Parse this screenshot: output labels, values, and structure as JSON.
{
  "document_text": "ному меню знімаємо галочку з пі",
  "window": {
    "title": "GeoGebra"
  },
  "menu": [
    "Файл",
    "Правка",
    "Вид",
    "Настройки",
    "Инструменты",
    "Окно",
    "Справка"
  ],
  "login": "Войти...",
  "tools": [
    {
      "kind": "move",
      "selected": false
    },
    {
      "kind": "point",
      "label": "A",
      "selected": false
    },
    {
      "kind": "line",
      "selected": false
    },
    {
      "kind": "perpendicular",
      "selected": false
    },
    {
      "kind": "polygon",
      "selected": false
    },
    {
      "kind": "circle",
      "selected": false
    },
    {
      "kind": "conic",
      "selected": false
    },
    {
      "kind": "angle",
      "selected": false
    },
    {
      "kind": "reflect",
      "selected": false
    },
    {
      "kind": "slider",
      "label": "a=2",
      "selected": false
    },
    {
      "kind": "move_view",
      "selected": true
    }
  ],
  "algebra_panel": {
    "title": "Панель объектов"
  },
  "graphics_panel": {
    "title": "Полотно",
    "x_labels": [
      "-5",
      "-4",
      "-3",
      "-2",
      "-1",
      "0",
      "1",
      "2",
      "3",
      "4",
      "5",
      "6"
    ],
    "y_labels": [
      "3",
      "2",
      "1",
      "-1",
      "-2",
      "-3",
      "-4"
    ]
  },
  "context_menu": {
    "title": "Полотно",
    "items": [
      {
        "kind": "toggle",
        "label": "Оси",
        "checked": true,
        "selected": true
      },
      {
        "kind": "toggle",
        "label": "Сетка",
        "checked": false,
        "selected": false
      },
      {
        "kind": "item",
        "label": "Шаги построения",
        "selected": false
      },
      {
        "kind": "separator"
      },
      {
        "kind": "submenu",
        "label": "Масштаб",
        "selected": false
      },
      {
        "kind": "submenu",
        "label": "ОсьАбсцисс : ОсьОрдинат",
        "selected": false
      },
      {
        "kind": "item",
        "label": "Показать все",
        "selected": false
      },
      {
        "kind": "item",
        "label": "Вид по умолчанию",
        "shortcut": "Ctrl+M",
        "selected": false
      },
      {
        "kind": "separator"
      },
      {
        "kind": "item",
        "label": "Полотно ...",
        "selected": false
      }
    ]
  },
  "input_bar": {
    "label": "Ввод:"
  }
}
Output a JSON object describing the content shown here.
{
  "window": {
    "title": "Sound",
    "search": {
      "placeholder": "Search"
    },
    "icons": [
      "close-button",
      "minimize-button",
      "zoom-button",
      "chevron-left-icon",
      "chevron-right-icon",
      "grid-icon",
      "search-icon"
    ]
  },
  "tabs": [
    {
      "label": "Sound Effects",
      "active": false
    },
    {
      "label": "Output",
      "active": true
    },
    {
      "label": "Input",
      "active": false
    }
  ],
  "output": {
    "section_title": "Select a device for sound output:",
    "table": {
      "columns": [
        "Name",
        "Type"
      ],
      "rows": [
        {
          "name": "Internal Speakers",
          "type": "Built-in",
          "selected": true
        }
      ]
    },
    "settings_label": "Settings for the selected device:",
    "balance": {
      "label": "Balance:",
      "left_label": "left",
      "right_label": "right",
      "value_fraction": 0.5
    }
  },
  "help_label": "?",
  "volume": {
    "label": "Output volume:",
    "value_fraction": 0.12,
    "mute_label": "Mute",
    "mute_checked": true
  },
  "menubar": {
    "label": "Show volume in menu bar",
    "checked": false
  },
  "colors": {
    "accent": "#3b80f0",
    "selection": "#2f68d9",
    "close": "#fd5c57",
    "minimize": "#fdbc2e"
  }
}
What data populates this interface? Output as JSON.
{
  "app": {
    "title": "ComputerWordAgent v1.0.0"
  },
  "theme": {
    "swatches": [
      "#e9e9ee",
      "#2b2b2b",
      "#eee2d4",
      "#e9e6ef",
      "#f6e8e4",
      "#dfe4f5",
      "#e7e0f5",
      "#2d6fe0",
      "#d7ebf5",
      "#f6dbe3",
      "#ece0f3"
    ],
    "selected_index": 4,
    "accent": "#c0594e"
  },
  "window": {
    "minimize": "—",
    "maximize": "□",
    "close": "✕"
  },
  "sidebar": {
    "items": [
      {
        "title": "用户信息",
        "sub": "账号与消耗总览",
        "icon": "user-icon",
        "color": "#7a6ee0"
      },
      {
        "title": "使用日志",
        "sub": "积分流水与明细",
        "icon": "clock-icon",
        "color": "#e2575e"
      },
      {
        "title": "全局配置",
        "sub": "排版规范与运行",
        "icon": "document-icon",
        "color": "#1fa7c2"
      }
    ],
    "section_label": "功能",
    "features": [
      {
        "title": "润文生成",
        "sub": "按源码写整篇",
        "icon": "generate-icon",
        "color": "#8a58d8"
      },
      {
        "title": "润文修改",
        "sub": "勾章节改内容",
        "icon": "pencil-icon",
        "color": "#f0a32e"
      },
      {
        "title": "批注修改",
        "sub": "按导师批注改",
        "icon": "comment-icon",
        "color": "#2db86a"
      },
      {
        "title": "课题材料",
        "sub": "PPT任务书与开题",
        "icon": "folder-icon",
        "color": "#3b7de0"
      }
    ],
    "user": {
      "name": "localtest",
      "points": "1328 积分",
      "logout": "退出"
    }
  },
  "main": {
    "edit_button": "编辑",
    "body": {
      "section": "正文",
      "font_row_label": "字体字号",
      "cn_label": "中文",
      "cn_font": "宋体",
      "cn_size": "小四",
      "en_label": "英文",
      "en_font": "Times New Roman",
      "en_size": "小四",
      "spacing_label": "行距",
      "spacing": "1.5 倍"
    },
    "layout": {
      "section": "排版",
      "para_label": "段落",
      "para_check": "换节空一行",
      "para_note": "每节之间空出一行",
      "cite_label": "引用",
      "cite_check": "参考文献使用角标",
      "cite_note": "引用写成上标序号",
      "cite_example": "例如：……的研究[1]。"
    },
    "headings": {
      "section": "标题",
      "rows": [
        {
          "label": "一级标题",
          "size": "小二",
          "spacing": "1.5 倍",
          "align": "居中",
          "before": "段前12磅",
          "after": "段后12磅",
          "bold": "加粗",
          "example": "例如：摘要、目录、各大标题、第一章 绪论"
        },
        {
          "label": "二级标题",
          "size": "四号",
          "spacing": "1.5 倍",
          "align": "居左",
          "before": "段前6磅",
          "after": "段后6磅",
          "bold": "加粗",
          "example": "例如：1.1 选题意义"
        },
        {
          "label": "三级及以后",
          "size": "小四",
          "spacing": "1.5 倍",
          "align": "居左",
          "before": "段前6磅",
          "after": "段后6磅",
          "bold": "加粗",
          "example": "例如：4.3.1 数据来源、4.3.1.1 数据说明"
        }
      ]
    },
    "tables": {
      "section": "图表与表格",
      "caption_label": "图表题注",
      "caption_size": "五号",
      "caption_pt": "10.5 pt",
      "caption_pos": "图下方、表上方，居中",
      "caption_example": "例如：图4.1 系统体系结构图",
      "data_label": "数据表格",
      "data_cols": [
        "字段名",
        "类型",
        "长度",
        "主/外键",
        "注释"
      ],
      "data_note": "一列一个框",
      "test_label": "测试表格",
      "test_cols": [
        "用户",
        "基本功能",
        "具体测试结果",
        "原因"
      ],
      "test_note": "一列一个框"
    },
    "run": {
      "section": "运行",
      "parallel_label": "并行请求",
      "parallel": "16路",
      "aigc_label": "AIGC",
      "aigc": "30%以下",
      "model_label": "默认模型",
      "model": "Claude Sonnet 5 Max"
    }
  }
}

## What you need to do
Write out every entry above, word for word.

## Task solution
Parse this screenshot: output labels, values, and structure as JSON.
{
  "document_text": "ному меню знімаємо галочку з пі",
  "window": {
    "title": "GeoGebra"
  },
  "menu": [
    "Файл",
    "Правка",
    "Вид",
    "Настройки",
    "Инструменты",
    "Окно",
    "Справка"
  ],
  "login": "Войти...",
  "tools": [
    {
      "kind": "move",
      "selected": false
    },
    {
      "kind": "point",
      "label": "A",
      "selected": false
    },
    {
      "kind": "line",
      "selected": false
    },
    {
      "kind": "perpendicular",
      "selected": false
    },
    {
      "kind": "polygon",
      "selected": false
    },
    {
      "kind": "circle",
      "selected": false
    },
    {
      "kind": "conic",
      "selected": false
    },
    {
      "kind": "angle",
      "selected": false
    },
    {
      "kind": "reflect",
      "selected": false
    },
    {
      "kind": "slider",
      "label": "a=2",
      "selected": false
    },
    {
      "kind": "move_view",
      "selected": true
    }
  ],
  "algebra_panel": {
    "title": "Панель объектов"
  },
  "graphics_panel": {
    "title": "Полотно",
    "x_labels": [
      "-5",
      "-4",
      "-3",
      "-2",
      "-1",
      "0",
      "1",
      "2",
      "3",
      "4",
      "5",
      "6"
    ],
    "y_labels": [
      "3",
      "2",
      "1",
      "-1",
      "-2",
      "-3",
      "-4"
    ]
  },
  "context_menu": {
    "title": "Полотно",
    "items": [
      {
        "kind": "toggle",
        "label": "Оси",
        "checked": true,
        "selected": true
      },
      {
        "kind": "toggle",
        "label": "Сетка",
        "checked": false,
        "selected": false
      },
      {
        "kind": "item",
        "label": "Шаги построения",
        "selected": false
      },
      {
        "kind": "separator"
      },
      {
        "kind": "submenu",
        "label": "Масштаб",
        "selected": false
      },
      {
        "kind": "submenu",
        "label": "ОсьАбсцисс : ОсьОрдинат",
        "selected": false
      },
      {
        "kind": "item",
        "label": "Показать все",
        "selected": false
      },
      {
        "kind": "item",
        "label": "Вид по умолчанию",
        "shortcut": "Ctrl+M",
        "selected": false
      },
      {
        "kind": "separator"
      },
      {
        "kind": "item",
        "label": "Полотно ...",
        "selected": false
      }
    ]
  },
  "input_bar": {
    "label": "Ввод:"
  }
}
Output a JSON object describing the content shown here.
{
  "window": {
    "title": "Sound",
    "search": {
      "placeholder": "Search"
    },
    "icons": [
      "close-button",
      "minimize-button",
      "zoom-button",
      "chevron-left-icon",
      "chevron-right-icon",
      "grid-icon",
      "search-icon"
    ]
  },
  "tabs": [
    {
      "label": "Sound Effects",
      "active": false
    },
    {
      "label": "Output",
      "active": true
    },
    {
      "label": "Input",
      "active": false
    }
  ],
  "output": {
    "section_title": "Select a device for sound output:",
    "table": {
      "columns": [
        "Name",
        "Type"
      ],
      "rows": [
        {
          "name": "Internal Speakers",
          "type": "Built-in",
          "selected": true
        }
      ]
    },
    "settings_label": "Settings for the selected device:",
    "balance": {
      "label": "Balance:",
      "left_label": "left",
      "right_label": "right",
      "value_fraction": 0.5
    }
  },
  "help_label": "?",
  "volume": {
    "label": "Output volume:",
    "value_fraction": 0.12,
    "mute_label": "Mute",
    "mute_checked": true
  },
  "menubar": {
    "label": "Show volume in menu bar",
    "checked": false
  },
  "colors": {
    "accent": "#3b80f0",
    "selection": "#2f68d9",
    "close": "#fd5c57",
    "minimize": "#fdbc2e"
  }
}
What data populates this interface? Output as JSON.
{
  "app": {
    "title": "ComputerWordAgent v1.0.0"
  },
  "theme": {
    "swatches": [
      "#e9e9ee",
      "#2b2b2b",
      "#eee2d4",
      "#e9e6ef",
      "#f6e8e4",
      "#dfe4f5",
      "#e7e0f5",
      "#2d6fe0",
      "#d7ebf5",
      "#f6dbe3",
      "#ece0f3"
    ],
    "selected_index": 4,
    "accent": "#c0594e"
  },
  "window": {
    "minimize": "—",
    "maximize": "□",
    "close": "✕"
  },
  "sidebar": {
    "items": [
      {
        "title": "用户信息",
        "sub": "账号与消耗总览",
        "icon": "user-icon",
        "color": "#7a6ee0"
      },
      {
        "title": "使用日志",
        "sub": "积分流水与明细",
        "icon": "clock-icon",
        "color": "#e2575e"
      },
      {
        "title": "全局配置",
        "sub": "排版规范与运行",
        "icon": "document-icon",
        "color": "#1fa7c2"
      }
    ],
    "section_label": "功能",
    "features": [
      {
        "title": "润文生成",
        "sub": "按源码写整篇",
        "icon": "generate-icon",
        "color": "#8a58d8"
      },
      {
        "title": "润文修改",
        "sub": "勾章节改内容",
        "icon": "pencil-icon",
        "color": "#f0a32e"
      },
      {
        "title": "批注修改",
        "sub": "按导师批注改",
        "icon": "comment-icon",
        "color": "#2db86a"
      },
      {
        "title": "课题材料",
        "sub": "PPT任务书与开题",
        "icon": "folder-icon",
        "color": "#3b7de0"
      }
    ],
    "user": {
      "name": "localtest",
      "points": "1328 积分",
      "logout": "退出"
    }
  },
  "main": {
    "edit_button": "编辑",
    "body": {
      "section": "正文",
      "font_row_label": "字体字号",
      "cn_label": "中文",
      "cn_font": "宋体",
      "cn_size": "小四",
      "en_label": "英文",
      "en_font": "Times New Roman",
      "en_size": "小四",
      "spacing_label": "行距",
      "spacing": "1.5 倍"
    },
    "layout": {
      "section": "排版",
      "para_label": "段落",
      "para_check": "换节空一行",
      "para_note": "每节之间空出一行",
      "cite_label": "引用",
      "cite_check": "参考文献使用角标",
      "cite_note": "引用写成上标序号",
      "cite_example": "例如：……的研究[1]。"
    },
    "headings": {
      "section": "标题",
      "rows": [
        {
          "label": "一级标题",
          "size": "小二",
          "spacing": "1.5 倍",
          "align": "居中",
          "before": "段前12磅",
          "after": "段后12磅",
          "bold": "加粗",
          "example": "例如：摘要、目录、各大标题、第一章 绪论"
        },
        {
          "label": "二级标题",
          "size": "四号",
          "spacing": "1.5 倍",
          "align": "居左",
          "before": "段前6磅",
          "after": "段后6磅",
          "bold": "加粗",
          "example": "例如：1.1 选题意义"
        },
        {
          "label": "三级及以后",
          "size": "小四",
          "spacing": "1.5 倍",
          "align": "居左",
          "before": "段前6磅",
          "after": "段后6磅",
          "bold": "加粗",
          "example": "例如：4.3.1 数据来源、4.3.1.1 数据说明"
        }
      ]
    },
    "tables": {
      "section": "图表与表格",
      "caption_label": "图表题注",
      "caption_size": "五号",
      "caption_pt": "10.5 pt",
      "caption_pos": "图下方、表上方，居中",
      "caption_example": "例如：图4.1 系统体系结构图",
      "data_label": "数据表格",
      "data_cols": [
        "字段名",
        "类型",
        "长度",
        "主/外键",
        "注释"
      ],
      "data_note": "一列一个框",
      "test_label": "测试表格",
      "test_cols": [
        "用户",
        "基本功能",
        "具体测试结果",
        "原因"
      ],
      "test_note": "一列一个框"
    },
    "run": {
      "section": "运行",
      "parallel_label": "并行请求",
      "parallel": "16路",
      "aigc_label": "AIGC",
      "aigc": "30%以下",
      "model_label": "默认模型",
      "model": "Claude Sonnet 5 Max"
    }
  }
}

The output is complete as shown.